Exercise brief – Read the listing below and copy out every line that holds "JSON".

Extracted entries –
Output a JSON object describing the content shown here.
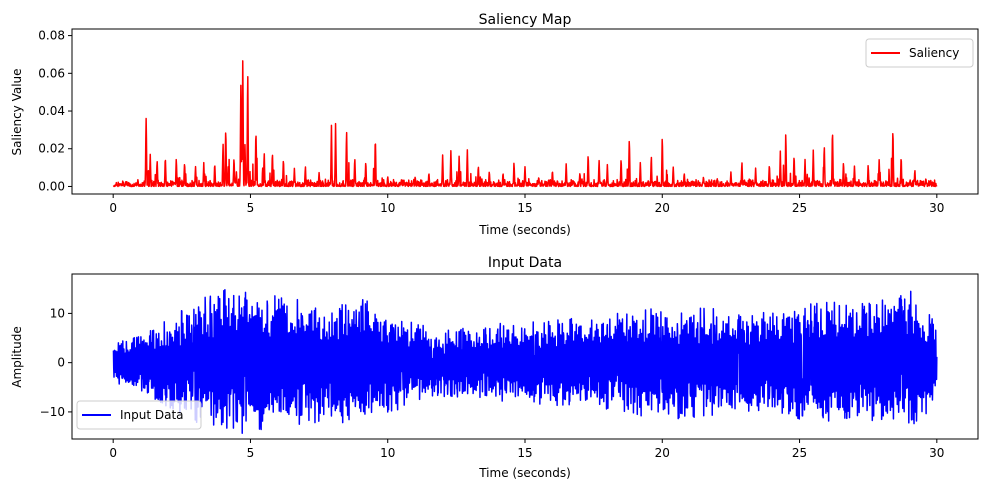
{
  "chart_data": [
    {
      "type": "line",
      "title": "Saliency Map",
      "xlabel": "Time (seconds)",
      "ylabel": "Saliency Value",
      "xlim": [
        -1.5,
        31.5
      ],
      "ylim": [
        -0.004,
        0.0835
      ],
      "xticks": [
        0,
        5,
        10,
        15,
        20,
        25,
        30
      ],
      "yticks": [
        0.0,
        0.02,
        0.04,
        0.06,
        0.08
      ],
      "ytick_decimals": 2,
      "grid": false,
      "legend": "upper right",
      "series": [
        {
          "name": "Saliency",
          "color": "#ff0000",
          "style": "spiky",
          "x_start": 0,
          "x_end": 30,
          "baseline": 0.002,
          "noise": 0.004,
          "peaks": [
            [
              0.5,
              0.003
            ],
            [
              0.9,
              0.004
            ],
            [
              1.2,
              0.042
            ],
            [
              1.35,
              0.018
            ],
            [
              1.6,
              0.016
            ],
            [
              1.9,
              0.018
            ],
            [
              2.3,
              0.017
            ],
            [
              2.6,
              0.015
            ],
            [
              3.0,
              0.012
            ],
            [
              3.3,
              0.013
            ],
            [
              3.7,
              0.014
            ],
            [
              4.0,
              0.026
            ],
            [
              4.1,
              0.037
            ],
            [
              4.4,
              0.018
            ],
            [
              4.65,
              0.062
            ],
            [
              4.72,
              0.079
            ],
            [
              4.8,
              0.025
            ],
            [
              4.9,
              0.071
            ],
            [
              5.2,
              0.035
            ],
            [
              5.5,
              0.02
            ],
            [
              5.8,
              0.021
            ],
            [
              6.2,
              0.017
            ],
            [
              6.6,
              0.01
            ],
            [
              7.0,
              0.012
            ],
            [
              7.5,
              0.008
            ],
            [
              7.95,
              0.033
            ],
            [
              8.1,
              0.036
            ],
            [
              8.5,
              0.035
            ],
            [
              8.8,
              0.018
            ],
            [
              9.2,
              0.015
            ],
            [
              9.55,
              0.03
            ],
            [
              10.0,
              0.006
            ],
            [
              10.5,
              0.004
            ],
            [
              11.0,
              0.006
            ],
            [
              11.5,
              0.008
            ],
            [
              12.0,
              0.018
            ],
            [
              12.3,
              0.021
            ],
            [
              12.6,
              0.018
            ],
            [
              12.9,
              0.022
            ],
            [
              13.3,
              0.012
            ],
            [
              13.7,
              0.01
            ],
            [
              14.2,
              0.008
            ],
            [
              14.6,
              0.015
            ],
            [
              15.0,
              0.012
            ],
            [
              15.5,
              0.006
            ],
            [
              16.0,
              0.01
            ],
            [
              16.5,
              0.013
            ],
            [
              17.0,
              0.009
            ],
            [
              17.3,
              0.02
            ],
            [
              17.7,
              0.016
            ],
            [
              18.0,
              0.012
            ],
            [
              18.5,
              0.018
            ],
            [
              18.8,
              0.031
            ],
            [
              19.2,
              0.014
            ],
            [
              19.6,
              0.018
            ],
            [
              20.0,
              0.029
            ],
            [
              20.4,
              0.012
            ],
            [
              20.8,
              0.008
            ],
            [
              21.5,
              0.006
            ],
            [
              22.0,
              0.005
            ],
            [
              22.5,
              0.008
            ],
            [
              22.9,
              0.015
            ],
            [
              23.4,
              0.01
            ],
            [
              23.9,
              0.014
            ],
            [
              24.3,
              0.019
            ],
            [
              24.5,
              0.032
            ],
            [
              24.8,
              0.02
            ],
            [
              25.2,
              0.015
            ],
            [
              25.5,
              0.021
            ],
            [
              25.9,
              0.024
            ],
            [
              26.2,
              0.036
            ],
            [
              26.6,
              0.015
            ],
            [
              27.0,
              0.012
            ],
            [
              27.5,
              0.013
            ],
            [
              27.9,
              0.015
            ],
            [
              28.4,
              0.035
            ],
            [
              28.7,
              0.018
            ],
            [
              29.2,
              0.01
            ],
            [
              29.6,
              0.005
            ]
          ]
        }
      ]
    },
    {
      "type": "line",
      "title": "Input Data",
      "xlabel": "Time (seconds)",
      "ylabel": "Amplitude",
      "xlim": [
        -1.5,
        31.5
      ],
      "ylim": [
        -15.5,
        18.0
      ],
      "xticks": [
        0,
        5,
        10,
        15,
        20,
        25,
        30
      ],
      "yticks": [
        -10,
        0,
        10
      ],
      "ytick_decimals": 0,
      "grid": false,
      "legend": "lower left",
      "series": [
        {
          "name": "Input Data",
          "color": "#0000ff",
          "style": "oscillating",
          "x_start": 0,
          "x_end": 30,
          "envelope": [
            [
              0,
              4
            ],
            [
              1,
              6
            ],
            [
              2,
              9
            ],
            [
              3,
              13
            ],
            [
              4,
              15
            ],
            [
              5,
              15
            ],
            [
              6,
              14
            ],
            [
              7,
              13
            ],
            [
              8,
              12
            ],
            [
              9,
              13
            ],
            [
              10,
              11
            ],
            [
              11,
              8
            ],
            [
              12,
              7
            ],
            [
              13,
              7
            ],
            [
              14,
              8
            ],
            [
              15,
              8
            ],
            [
              16,
              9
            ],
            [
              17,
              9
            ],
            [
              18,
              10
            ],
            [
              19,
              11
            ],
            [
              20,
              11
            ],
            [
              21,
              12
            ],
            [
              22,
              11
            ],
            [
              23,
              10
            ],
            [
              24,
              11
            ],
            [
              25,
              12
            ],
            [
              26,
              13
            ],
            [
              27,
              12
            ],
            [
              28,
              14
            ],
            [
              29,
              15
            ],
            [
              30,
              8
            ]
          ]
        }
      ]
    }
  ]
}
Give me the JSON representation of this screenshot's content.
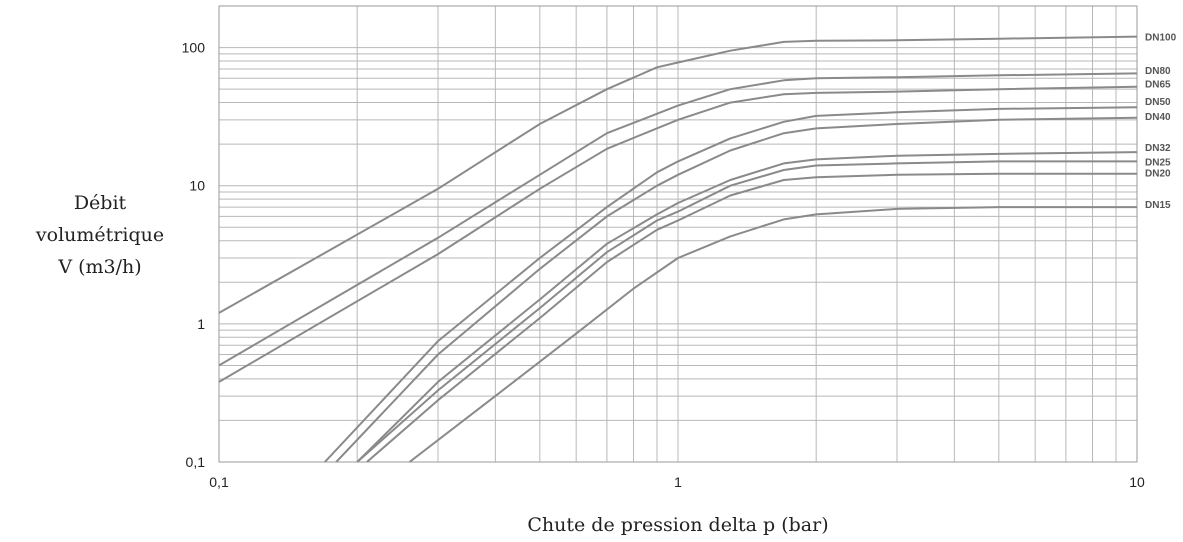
{
  "chart_data": {
    "type": "line",
    "xscale": "log",
    "yscale": "log",
    "xlim": [
      0.1,
      10
    ],
    "ylim": [
      0.1,
      200
    ],
    "grid": true,
    "xlabel": "Chute de pression delta p (bar)",
    "ylabel": [
      "Débit",
      "volumétrique",
      "V (m3/h)"
    ],
    "xticks": [
      {
        "value": 0.1,
        "label": "0,1"
      },
      {
        "value": 1,
        "label": "1"
      },
      {
        "value": 10,
        "label": "10"
      }
    ],
    "yticks": [
      {
        "value": 0.1,
        "label": "0,1"
      },
      {
        "value": 1,
        "label": "1"
      },
      {
        "value": 10,
        "label": "10"
      },
      {
        "value": 100,
        "label": "100"
      }
    ],
    "series": [
      {
        "name": "DN100",
        "label_y": 120,
        "x": [
          0.1,
          0.3,
          0.5,
          0.7,
          0.9,
          1.0,
          1.3,
          1.7,
          2,
          3,
          5,
          10
        ],
        "y": [
          1.2,
          9.5,
          28,
          50,
          72,
          78,
          95,
          110,
          112,
          113,
          116,
          120
        ]
      },
      {
        "name": "DN80",
        "label_y": 69,
        "x": [
          0.1,
          0.3,
          0.5,
          0.7,
          1.0,
          1.3,
          1.7,
          2,
          3,
          5,
          10
        ],
        "y": [
          0.5,
          4.2,
          12,
          24,
          38,
          50,
          58,
          60,
          61,
          63,
          65
        ]
      },
      {
        "name": "DN65",
        "label_y": 55,
        "x": [
          0.1,
          0.3,
          0.5,
          0.7,
          1.0,
          1.3,
          1.7,
          2,
          3,
          5,
          10
        ],
        "y": [
          0.38,
          3.2,
          9.5,
          18.5,
          30,
          40,
          46,
          47,
          48,
          50,
          52
        ]
      },
      {
        "name": "DN50",
        "label_y": 41,
        "x": [
          0.17,
          0.3,
          0.5,
          0.7,
          0.9,
          1.0,
          1.3,
          1.7,
          2,
          3,
          5,
          10
        ],
        "y": [
          0.1,
          0.75,
          3,
          7,
          12.5,
          15,
          22,
          29,
          32,
          34,
          36,
          37
        ]
      },
      {
        "name": "DN40",
        "label_y": 32,
        "x": [
          0.18,
          0.3,
          0.5,
          0.7,
          0.9,
          1.0,
          1.3,
          1.7,
          2,
          3,
          5,
          10
        ],
        "y": [
          0.1,
          0.6,
          2.5,
          6,
          10,
          12,
          18,
          24,
          26,
          28,
          30,
          31
        ]
      },
      {
        "name": "DN32",
        "label_y": 19,
        "x": [
          0.2,
          0.3,
          0.5,
          0.7,
          0.9,
          1.0,
          1.3,
          1.7,
          2,
          3,
          5,
          10
        ],
        "y": [
          0.1,
          0.38,
          1.5,
          3.8,
          6.2,
          7.5,
          11,
          14.5,
          15.5,
          16.5,
          17,
          17.5
        ]
      },
      {
        "name": "DN25",
        "label_y": 15,
        "x": [
          0.2,
          0.3,
          0.5,
          0.7,
          0.9,
          1.0,
          1.3,
          1.7,
          2,
          3,
          5,
          10
        ],
        "y": [
          0.1,
          0.33,
          1.3,
          3.3,
          5.6,
          6.5,
          10,
          13,
          14,
          14.5,
          15,
          15
        ]
      },
      {
        "name": "DN20",
        "label_y": 12.5,
        "x": [
          0.21,
          0.3,
          0.5,
          0.7,
          0.9,
          1.0,
          1.3,
          1.7,
          2,
          3,
          5,
          10
        ],
        "y": [
          0.1,
          0.28,
          1.1,
          2.8,
          4.8,
          5.6,
          8.5,
          11,
          11.5,
          12,
          12.2,
          12.2
        ]
      },
      {
        "name": "DN15",
        "label_y": 7.4,
        "x": [
          0.26,
          0.4,
          0.6,
          0.8,
          1.0,
          1.3,
          1.7,
          2,
          3,
          5,
          10
        ],
        "y": [
          0.1,
          0.3,
          0.85,
          1.8,
          3,
          4.3,
          5.7,
          6.2,
          6.8,
          7,
          7
        ]
      }
    ]
  }
}
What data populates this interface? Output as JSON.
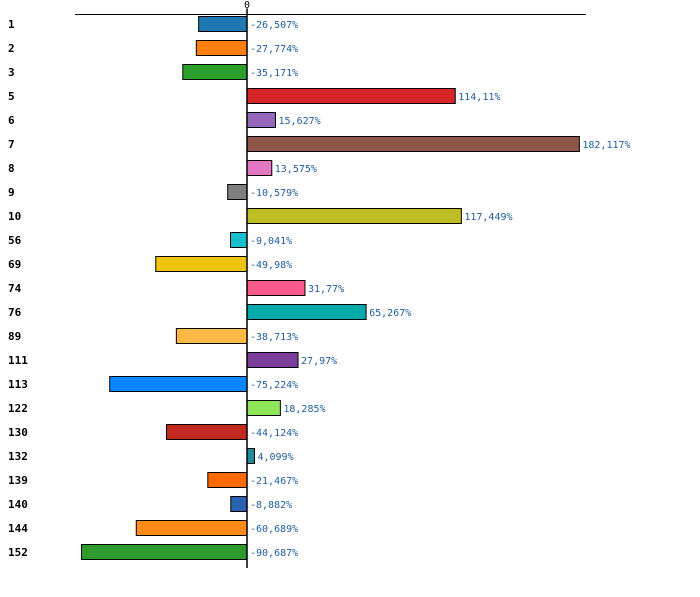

Response below –
Output a JSON object describing the content shown here.
Give me the JSON representation of this screenshot's content.
What data populates this interface? Output as JSON.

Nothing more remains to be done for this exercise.